§ RECORDS PROVIDED
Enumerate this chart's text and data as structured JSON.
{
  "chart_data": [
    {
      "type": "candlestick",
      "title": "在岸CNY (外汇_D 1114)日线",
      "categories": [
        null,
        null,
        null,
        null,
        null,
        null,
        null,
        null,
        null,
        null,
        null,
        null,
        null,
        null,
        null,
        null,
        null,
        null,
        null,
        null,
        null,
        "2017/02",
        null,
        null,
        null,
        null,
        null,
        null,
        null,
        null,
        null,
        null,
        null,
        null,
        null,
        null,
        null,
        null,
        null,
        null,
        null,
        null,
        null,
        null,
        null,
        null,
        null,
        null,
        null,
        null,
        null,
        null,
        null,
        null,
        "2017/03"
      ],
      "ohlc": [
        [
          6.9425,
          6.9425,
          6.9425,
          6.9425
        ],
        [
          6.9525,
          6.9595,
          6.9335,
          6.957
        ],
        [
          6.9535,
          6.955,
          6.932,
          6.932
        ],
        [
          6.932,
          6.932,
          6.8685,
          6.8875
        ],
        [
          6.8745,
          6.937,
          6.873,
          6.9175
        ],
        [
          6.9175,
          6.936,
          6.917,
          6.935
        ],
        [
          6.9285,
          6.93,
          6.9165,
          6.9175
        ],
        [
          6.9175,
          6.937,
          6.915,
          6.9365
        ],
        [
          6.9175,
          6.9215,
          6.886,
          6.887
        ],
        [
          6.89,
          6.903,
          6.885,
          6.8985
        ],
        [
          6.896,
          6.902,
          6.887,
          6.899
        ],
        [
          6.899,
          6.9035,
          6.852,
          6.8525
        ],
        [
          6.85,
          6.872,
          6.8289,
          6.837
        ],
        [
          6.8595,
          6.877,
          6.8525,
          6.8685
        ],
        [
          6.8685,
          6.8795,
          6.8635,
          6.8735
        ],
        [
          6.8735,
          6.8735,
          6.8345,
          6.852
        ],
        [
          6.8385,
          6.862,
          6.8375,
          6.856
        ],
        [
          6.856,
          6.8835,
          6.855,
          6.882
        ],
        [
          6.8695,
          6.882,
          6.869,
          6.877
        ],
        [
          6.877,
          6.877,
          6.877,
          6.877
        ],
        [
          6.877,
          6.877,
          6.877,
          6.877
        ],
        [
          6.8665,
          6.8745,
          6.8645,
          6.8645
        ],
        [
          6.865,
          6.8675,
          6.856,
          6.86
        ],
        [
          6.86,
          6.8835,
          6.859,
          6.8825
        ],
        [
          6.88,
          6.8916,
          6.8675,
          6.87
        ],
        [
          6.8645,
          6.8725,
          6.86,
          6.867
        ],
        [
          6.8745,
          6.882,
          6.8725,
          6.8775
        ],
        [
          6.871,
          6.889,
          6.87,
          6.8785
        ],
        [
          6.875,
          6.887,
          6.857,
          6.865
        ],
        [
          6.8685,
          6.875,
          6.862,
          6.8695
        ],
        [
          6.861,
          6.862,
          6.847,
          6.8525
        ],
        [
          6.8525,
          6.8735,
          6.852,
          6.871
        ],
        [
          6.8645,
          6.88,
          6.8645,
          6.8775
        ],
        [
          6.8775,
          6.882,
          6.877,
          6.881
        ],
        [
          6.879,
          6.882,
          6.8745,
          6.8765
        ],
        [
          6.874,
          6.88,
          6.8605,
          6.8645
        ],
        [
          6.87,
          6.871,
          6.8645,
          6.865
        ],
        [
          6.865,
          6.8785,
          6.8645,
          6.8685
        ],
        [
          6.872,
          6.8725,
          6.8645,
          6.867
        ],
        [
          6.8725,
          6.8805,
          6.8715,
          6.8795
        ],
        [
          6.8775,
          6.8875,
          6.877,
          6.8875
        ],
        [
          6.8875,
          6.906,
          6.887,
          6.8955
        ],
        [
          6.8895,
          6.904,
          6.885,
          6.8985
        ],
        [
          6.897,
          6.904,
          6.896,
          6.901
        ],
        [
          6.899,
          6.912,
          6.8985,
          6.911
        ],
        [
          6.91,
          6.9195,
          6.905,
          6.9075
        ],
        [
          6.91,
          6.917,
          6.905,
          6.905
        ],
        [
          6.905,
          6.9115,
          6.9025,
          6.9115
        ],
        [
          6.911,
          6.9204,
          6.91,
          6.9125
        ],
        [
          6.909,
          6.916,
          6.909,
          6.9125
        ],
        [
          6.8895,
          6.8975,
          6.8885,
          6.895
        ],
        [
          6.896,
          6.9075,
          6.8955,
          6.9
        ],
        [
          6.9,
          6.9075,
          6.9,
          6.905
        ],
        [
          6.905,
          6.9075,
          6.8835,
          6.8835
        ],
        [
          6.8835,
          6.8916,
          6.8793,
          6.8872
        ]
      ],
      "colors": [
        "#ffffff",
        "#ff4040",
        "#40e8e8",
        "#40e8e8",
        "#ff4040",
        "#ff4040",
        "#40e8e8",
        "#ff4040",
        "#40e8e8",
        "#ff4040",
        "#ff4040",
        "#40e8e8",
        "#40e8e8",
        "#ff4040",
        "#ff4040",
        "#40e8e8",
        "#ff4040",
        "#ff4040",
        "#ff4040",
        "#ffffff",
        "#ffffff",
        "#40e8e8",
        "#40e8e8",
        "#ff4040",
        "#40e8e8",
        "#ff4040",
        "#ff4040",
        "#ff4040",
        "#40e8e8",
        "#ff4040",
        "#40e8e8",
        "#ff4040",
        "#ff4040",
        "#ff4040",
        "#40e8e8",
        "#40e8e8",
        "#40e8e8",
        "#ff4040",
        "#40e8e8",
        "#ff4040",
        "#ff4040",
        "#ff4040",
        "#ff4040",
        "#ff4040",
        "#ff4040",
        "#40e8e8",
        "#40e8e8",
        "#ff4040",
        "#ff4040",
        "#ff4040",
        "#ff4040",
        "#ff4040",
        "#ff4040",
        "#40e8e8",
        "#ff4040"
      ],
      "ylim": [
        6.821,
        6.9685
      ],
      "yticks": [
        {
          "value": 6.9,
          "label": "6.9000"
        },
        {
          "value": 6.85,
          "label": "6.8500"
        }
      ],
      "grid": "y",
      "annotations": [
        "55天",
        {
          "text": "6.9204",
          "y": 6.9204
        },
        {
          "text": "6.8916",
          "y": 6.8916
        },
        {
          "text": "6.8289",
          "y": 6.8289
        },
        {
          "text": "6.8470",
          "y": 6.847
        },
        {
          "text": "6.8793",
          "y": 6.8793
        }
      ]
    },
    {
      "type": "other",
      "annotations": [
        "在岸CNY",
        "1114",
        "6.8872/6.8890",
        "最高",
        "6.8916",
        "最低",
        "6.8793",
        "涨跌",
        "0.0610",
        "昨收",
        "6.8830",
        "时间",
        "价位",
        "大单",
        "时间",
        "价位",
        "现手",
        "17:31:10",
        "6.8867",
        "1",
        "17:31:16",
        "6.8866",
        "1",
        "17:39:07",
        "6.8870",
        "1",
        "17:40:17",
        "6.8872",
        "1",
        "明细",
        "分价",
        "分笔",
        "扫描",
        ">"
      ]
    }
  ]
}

§ TASK INSTRUCTIONS
Quote all of the entries exactly as they appear.

§ RESPONSE
Enumerate this chart's text and data as structured JSON.
{
  "chart_data": [
    {
      "type": "candlestick",
      "title": "在岸CNY (外汇_D 1114)日线",
      "categories": [
        null,
        null,
        null,
        null,
        null,
        null,
        null,
        null,
        null,
        null,
        null,
        null,
        null,
        null,
        null,
        null,
        null,
        null,
        null,
        null,
        null,
        "2017/02",
        null,
        null,
        null,
        null,
        null,
        null,
        null,
        null,
        null,
        null,
        null,
        null,
        null,
        null,
        null,
        null,
        null,
        null,
        null,
        null,
        null,
        null,
        null,
        null,
        null,
        null,
        null,
        null,
        null,
        null,
        null,
        null,
        "2017/03"
      ],
      "ohlc": [
        [
          6.9425,
          6.9425,
          6.9425,
          6.9425
        ],
        [
          6.9525,
          6.9595,
          6.9335,
          6.957
        ],
        [
          6.9535,
          6.955,
          6.932,
          6.932
        ],
        [
          6.932,
          6.932,
          6.8685,
          6.8875
        ],
        [
          6.8745,
          6.937,
          6.873,
          6.9175
        ],
        [
          6.9175,
          6.936,
          6.917,
          6.935
        ],
        [
          6.9285,
          6.93,
          6.9165,
          6.9175
        ],
        [
          6.9175,
          6.937,
          6.915,
          6.9365
        ],
        [
          6.9175,
          6.9215,
          6.886,
          6.887
        ],
        [
          6.89,
          6.903,
          6.885,
          6.8985
        ],
        [
          6.896,
          6.902,
          6.887,
          6.899
        ],
        [
          6.899,
          6.9035,
          6.852,
          6.8525
        ],
        [
          6.85,
          6.872,
          6.8289,
          6.837
        ],
        [
          6.8595,
          6.877,
          6.8525,
          6.8685
        ],
        [
          6.8685,
          6.8795,
          6.8635,
          6.8735
        ],
        [
          6.8735,
          6.8735,
          6.8345,
          6.852
        ],
        [
          6.8385,
          6.862,
          6.8375,
          6.856
        ],
        [
          6.856,
          6.8835,
          6.855,
          6.882
        ],
        [
          6.8695,
          6.882,
          6.869,
          6.877
        ],
        [
          6.877,
          6.877,
          6.877,
          6.877
        ],
        [
          6.877,
          6.877,
          6.877,
          6.877
        ],
        [
          6.8665,
          6.8745,
          6.8645,
          6.8645
        ],
        [
          6.865,
          6.8675,
          6.856,
          6.86
        ],
        [
          6.86,
          6.8835,
          6.859,
          6.8825
        ],
        [
          6.88,
          6.8916,
          6.8675,
          6.87
        ],
        [
          6.8645,
          6.8725,
          6.86,
          6.867
        ],
        [
          6.8745,
          6.882,
          6.8725,
          6.8775
        ],
        [
          6.871,
          6.889,
          6.87,
          6.8785
        ],
        [
          6.875,
          6.887,
          6.857,
          6.865
        ],
        [
          6.8685,
          6.875,
          6.862,
          6.8695
        ],
        [
          6.861,
          6.862,
          6.847,
          6.8525
        ],
        [
          6.8525,
          6.8735,
          6.852,
          6.871
        ],
        [
          6.8645,
          6.88,
          6.8645,
          6.8775
        ],
        [
          6.8775,
          6.882,
          6.877,
          6.881
        ],
        [
          6.879,
          6.882,
          6.8745,
          6.8765
        ],
        [
          6.874,
          6.88,
          6.8605,
          6.8645
        ],
        [
          6.87,
          6.871,
          6.8645,
          6.865
        ],
        [
          6.865,
          6.8785,
          6.8645,
          6.8685
        ],
        [
          6.872,
          6.8725,
          6.8645,
          6.867
        ],
        [
          6.8725,
          6.8805,
          6.8715,
          6.8795
        ],
        [
          6.8775,
          6.8875,
          6.877,
          6.8875
        ],
        [
          6.8875,
          6.906,
          6.887,
          6.8955
        ],
        [
          6.8895,
          6.904,
          6.885,
          6.8985
        ],
        [
          6.897,
          6.904,
          6.896,
          6.901
        ],
        [
          6.899,
          6.912,
          6.8985,
          6.911
        ],
        [
          6.91,
          6.9195,
          6.905,
          6.9075
        ],
        [
          6.91,
          6.917,
          6.905,
          6.905
        ],
        [
          6.905,
          6.9115,
          6.9025,
          6.9115
        ],
        [
          6.911,
          6.9204,
          6.91,
          6.9125
        ],
        [
          6.909,
          6.916,
          6.909,
          6.9125
        ],
        [
          6.8895,
          6.8975,
          6.8885,
          6.895
        ],
        [
          6.896,
          6.9075,
          6.8955,
          6.9
        ],
        [
          6.9,
          6.9075,
          6.9,
          6.905
        ],
        [
          6.905,
          6.9075,
          6.8835,
          6.8835
        ],
        [
          6.8835,
          6.8916,
          6.8793,
          6.8872
        ]
      ],
      "colors": [
        "#ffffff",
        "#ff4040",
        "#40e8e8",
        "#40e8e8",
        "#ff4040",
        "#ff4040",
        "#40e8e8",
        "#ff4040",
        "#40e8e8",
        "#ff4040",
        "#ff4040",
        "#40e8e8",
        "#40e8e8",
        "#ff4040",
        "#ff4040",
        "#40e8e8",
        "#ff4040",
        "#ff4040",
        "#ff4040",
        "#ffffff",
        "#ffffff",
        "#40e8e8",
        "#40e8e8",
        "#ff4040",
        "#40e8e8",
        "#ff4040",
        "#ff4040",
        "#ff4040",
        "#40e8e8",
        "#ff4040",
        "#40e8e8",
        "#ff4040",
        "#ff4040",
        "#ff4040",
        "#40e8e8",
        "#40e8e8",
        "#40e8e8",
        "#ff4040",
        "#40e8e8",
        "#ff4040",
        "#ff4040",
        "#ff4040",
        "#ff4040",
        "#ff4040",
        "#ff4040",
        "#40e8e8",
        "#40e8e8",
        "#ff4040",
        "#ff4040",
        "#ff4040",
        "#ff4040",
        "#ff4040",
        "#ff4040",
        "#40e8e8",
        "#ff4040"
      ],
      "ylim": [
        6.821,
        6.9685
      ],
      "yticks": [
        {
          "value": 6.9,
          "label": "6.9000"
        },
        {
          "value": 6.85,
          "label": "6.8500"
        }
      ],
      "grid": "y",
      "annotations": [
        "55天",
        {
          "text": "6.9204",
          "y": 6.9204
        },
        {
          "text": "6.8916",
          "y": 6.8916
        },
        {
          "text": "6.8289",
          "y": 6.8289
        },
        {
          "text": "6.8470",
          "y": 6.847
        },
        {
          "text": "6.8793",
          "y": 6.8793
        }
      ]
    },
    {
      "type": "other",
      "annotations": [
        "在岸CNY",
        "1114",
        "6.8872/6.8890",
        "最高",
        "6.8916",
        "最低",
        "6.8793",
        "涨跌",
        "0.0610",
        "昨收",
        "6.8830",
        "时间",
        "价位",
        "大单",
        "时间",
        "价位",
        "现手",
        "17:31:10",
        "6.8867",
        "1",
        "17:31:16",
        "6.8866",
        "1",
        "17:39:07",
        "6.8870",
        "1",
        "17:40:17",
        "6.8872",
        "1",
        "明细",
        "分价",
        "分笔",
        "扫描",
        ">"
      ]
    }
  ]
}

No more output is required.